--- START OF Data to process ---

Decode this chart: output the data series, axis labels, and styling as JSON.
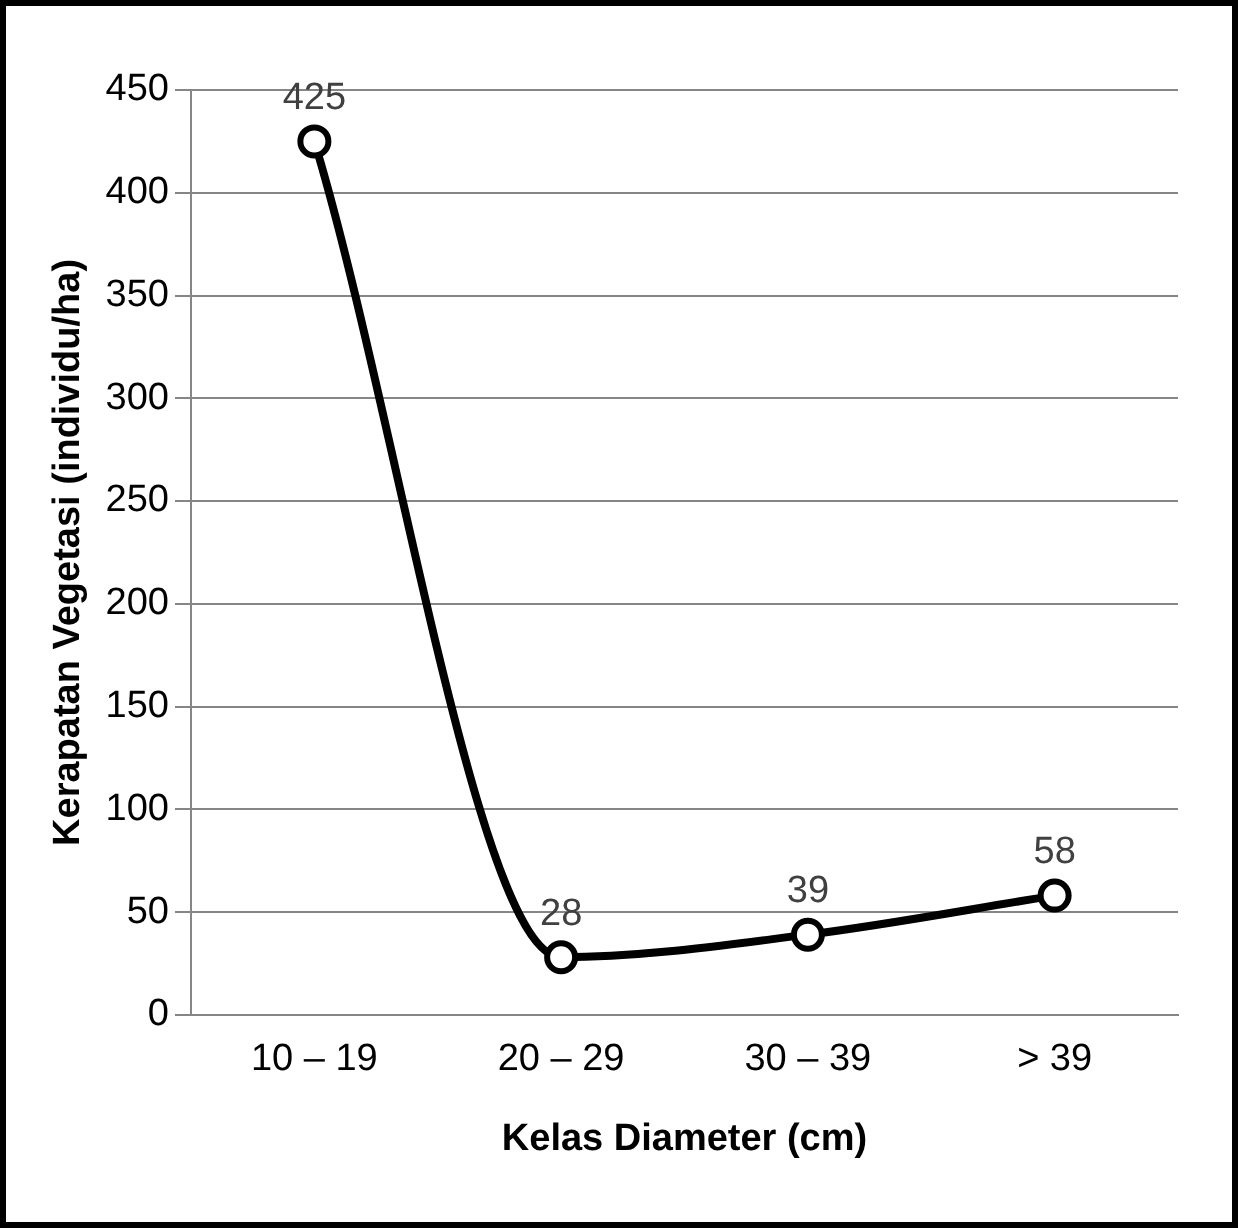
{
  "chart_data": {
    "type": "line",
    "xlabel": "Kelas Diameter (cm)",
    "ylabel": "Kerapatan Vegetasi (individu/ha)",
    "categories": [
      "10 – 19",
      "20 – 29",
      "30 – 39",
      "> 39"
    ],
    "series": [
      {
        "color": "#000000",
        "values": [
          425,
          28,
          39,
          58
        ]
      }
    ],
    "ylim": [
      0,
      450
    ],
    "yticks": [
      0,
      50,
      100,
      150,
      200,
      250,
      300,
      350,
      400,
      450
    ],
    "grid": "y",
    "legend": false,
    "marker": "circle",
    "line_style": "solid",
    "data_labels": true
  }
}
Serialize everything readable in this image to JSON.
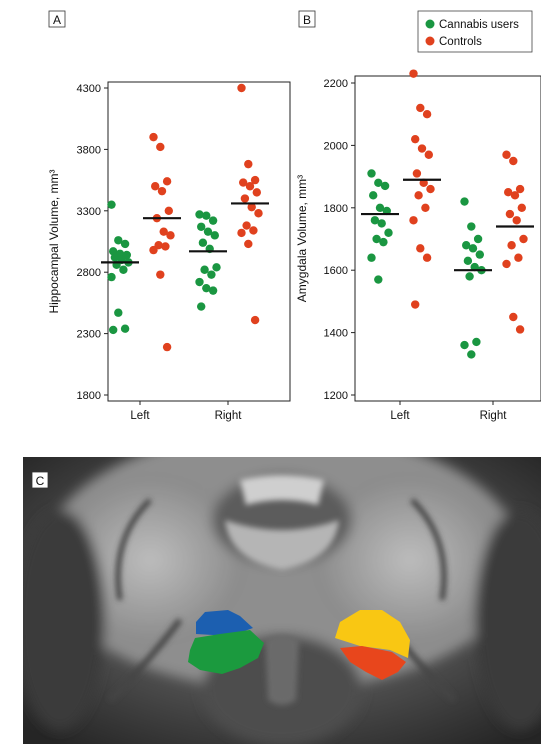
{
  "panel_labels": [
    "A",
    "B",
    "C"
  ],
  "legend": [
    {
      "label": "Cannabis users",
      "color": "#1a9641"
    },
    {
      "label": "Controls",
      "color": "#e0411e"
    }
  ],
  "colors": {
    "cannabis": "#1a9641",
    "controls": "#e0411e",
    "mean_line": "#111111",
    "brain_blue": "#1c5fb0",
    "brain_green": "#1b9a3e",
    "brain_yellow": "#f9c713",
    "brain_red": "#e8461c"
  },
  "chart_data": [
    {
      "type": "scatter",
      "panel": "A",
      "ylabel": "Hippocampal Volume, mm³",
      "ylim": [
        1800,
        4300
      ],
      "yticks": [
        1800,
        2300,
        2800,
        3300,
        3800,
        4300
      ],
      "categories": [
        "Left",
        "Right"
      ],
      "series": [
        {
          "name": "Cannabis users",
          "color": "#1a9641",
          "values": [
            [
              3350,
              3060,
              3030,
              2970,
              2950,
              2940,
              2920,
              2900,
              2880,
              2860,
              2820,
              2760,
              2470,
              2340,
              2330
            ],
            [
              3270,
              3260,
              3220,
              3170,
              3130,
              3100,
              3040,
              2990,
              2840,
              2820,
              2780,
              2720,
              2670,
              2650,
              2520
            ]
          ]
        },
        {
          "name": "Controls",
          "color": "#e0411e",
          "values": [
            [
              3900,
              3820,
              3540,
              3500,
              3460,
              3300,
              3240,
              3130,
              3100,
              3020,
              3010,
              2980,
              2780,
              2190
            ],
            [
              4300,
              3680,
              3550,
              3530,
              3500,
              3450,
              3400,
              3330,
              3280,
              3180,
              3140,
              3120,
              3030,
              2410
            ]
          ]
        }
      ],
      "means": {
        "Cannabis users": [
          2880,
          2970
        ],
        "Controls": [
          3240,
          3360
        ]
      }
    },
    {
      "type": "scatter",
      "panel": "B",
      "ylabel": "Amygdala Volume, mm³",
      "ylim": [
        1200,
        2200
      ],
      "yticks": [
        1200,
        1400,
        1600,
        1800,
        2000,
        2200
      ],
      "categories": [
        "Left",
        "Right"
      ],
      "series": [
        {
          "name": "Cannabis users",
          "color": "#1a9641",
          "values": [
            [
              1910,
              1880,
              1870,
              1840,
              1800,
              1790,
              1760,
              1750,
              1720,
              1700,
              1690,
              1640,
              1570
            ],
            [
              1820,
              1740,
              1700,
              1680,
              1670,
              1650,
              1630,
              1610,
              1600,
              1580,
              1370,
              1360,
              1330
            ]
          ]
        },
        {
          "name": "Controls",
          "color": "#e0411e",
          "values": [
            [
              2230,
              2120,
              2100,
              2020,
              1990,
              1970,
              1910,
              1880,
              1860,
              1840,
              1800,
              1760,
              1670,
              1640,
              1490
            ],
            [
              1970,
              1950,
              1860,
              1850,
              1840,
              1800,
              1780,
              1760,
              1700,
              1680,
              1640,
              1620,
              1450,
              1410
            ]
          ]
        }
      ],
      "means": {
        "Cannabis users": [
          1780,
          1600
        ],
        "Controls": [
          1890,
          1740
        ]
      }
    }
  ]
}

--- END OF Data to process ---

— Brief —
Print the listing above in full, exactly as written. Omit any pictures.

— Result for this task —
Decode this chart: output the data series, axis labels, and styling as JSON.
{
  "chart_data": {
    "type": "line",
    "xlabel": "Kelas Diameter (cm)",
    "ylabel": "Kerapatan Vegetasi (individu/ha)",
    "categories": [
      "10 – 19",
      "20 – 29",
      "30 – 39",
      "> 39"
    ],
    "series": [
      {
        "color": "#000000",
        "values": [
          425,
          28,
          39,
          58
        ]
      }
    ],
    "ylim": [
      0,
      450
    ],
    "yticks": [
      0,
      50,
      100,
      150,
      200,
      250,
      300,
      350,
      400,
      450
    ],
    "grid": "y",
    "legend": false,
    "marker": "circle",
    "line_style": "solid",
    "data_labels": true
  }
}
Serialize everything readable in this image to JSON.
{
  "panel_labels": [
    "A",
    "B",
    "C"
  ],
  "legend": [
    {
      "label": "Cannabis users",
      "color": "#1a9641"
    },
    {
      "label": "Controls",
      "color": "#e0411e"
    }
  ],
  "colors": {
    "cannabis": "#1a9641",
    "controls": "#e0411e",
    "mean_line": "#111111",
    "brain_blue": "#1c5fb0",
    "brain_green": "#1b9a3e",
    "brain_yellow": "#f9c713",
    "brain_red": "#e8461c"
  },
  "chart_data": [
    {
      "type": "scatter",
      "panel": "A",
      "ylabel": "Hippocampal Volume, mm³",
      "ylim": [
        1800,
        4300
      ],
      "yticks": [
        1800,
        2300,
        2800,
        3300,
        3800,
        4300
      ],
      "categories": [
        "Left",
        "Right"
      ],
      "series": [
        {
          "name": "Cannabis users",
          "color": "#1a9641",
          "values": [
            [
              3350,
              3060,
              3030,
              2970,
              2950,
              2940,
              2920,
              2900,
              2880,
              2860,
              2820,
              2760,
              2470,
              2340,
              2330
            ],
            [
              3270,
              3260,
              3220,
              3170,
              3130,
              3100,
              3040,
              2990,
              2840,
              2820,
              2780,
              2720,
              2670,
              2650,
              2520
            ]
          ]
        },
        {
          "name": "Controls",
          "color": "#e0411e",
          "values": [
            [
              3900,
              3820,
              3540,
              3500,
              3460,
              3300,
              3240,
              3130,
              3100,
              3020,
              3010,
              2980,
              2780,
              2190
            ],
            [
              4300,
              3680,
              3550,
              3530,
              3500,
              3450,
              3400,
              3330,
              3280,
              3180,
              3140,
              3120,
              3030,
              2410
            ]
          ]
        }
      ],
      "means": {
        "Cannabis users": [
          2880,
          2970
        ],
        "Controls": [
          3240,
          3360
        ]
      }
    },
    {
      "type": "scatter",
      "panel": "B",
      "ylabel": "Amygdala Volume, mm³",
      "ylim": [
        1200,
        2200
      ],
      "yticks": [
        1200,
        1400,
        1600,
        1800,
        2000,
        2200
      ],
      "categories": [
        "Left",
        "Right"
      ],
      "series": [
        {
          "name": "Cannabis users",
          "color": "#1a9641",
          "values": [
            [
              1910,
              1880,
              1870,
              1840,
              1800,
              1790,
              1760,
              1750,
              1720,
              1700,
              1690,
              1640,
              1570
            ],
            [
              1820,
              1740,
              1700,
              1680,
              1670,
              1650,
              1630,
              1610,
              1600,
              1580,
              1370,
              1360,
              1330
            ]
          ]
        },
        {
          "name": "Controls",
          "color": "#e0411e",
          "values": [
            [
              2230,
              2120,
              2100,
              2020,
              1990,
              1970,
              1910,
              1880,
              1860,
              1840,
              1800,
              1760,
              1670,
              1640,
              1490
            ],
            [
              1970,
              1950,
              1860,
              1850,
              1840,
              1800,
              1780,
              1760,
              1700,
              1680,
              1640,
              1620,
              1450,
              1410
            ]
          ]
        }
      ],
      "means": {
        "Cannabis users": [
          1780,
          1600
        ],
        "Controls": [
          1890,
          1740
        ]
      }
    }
  ]
}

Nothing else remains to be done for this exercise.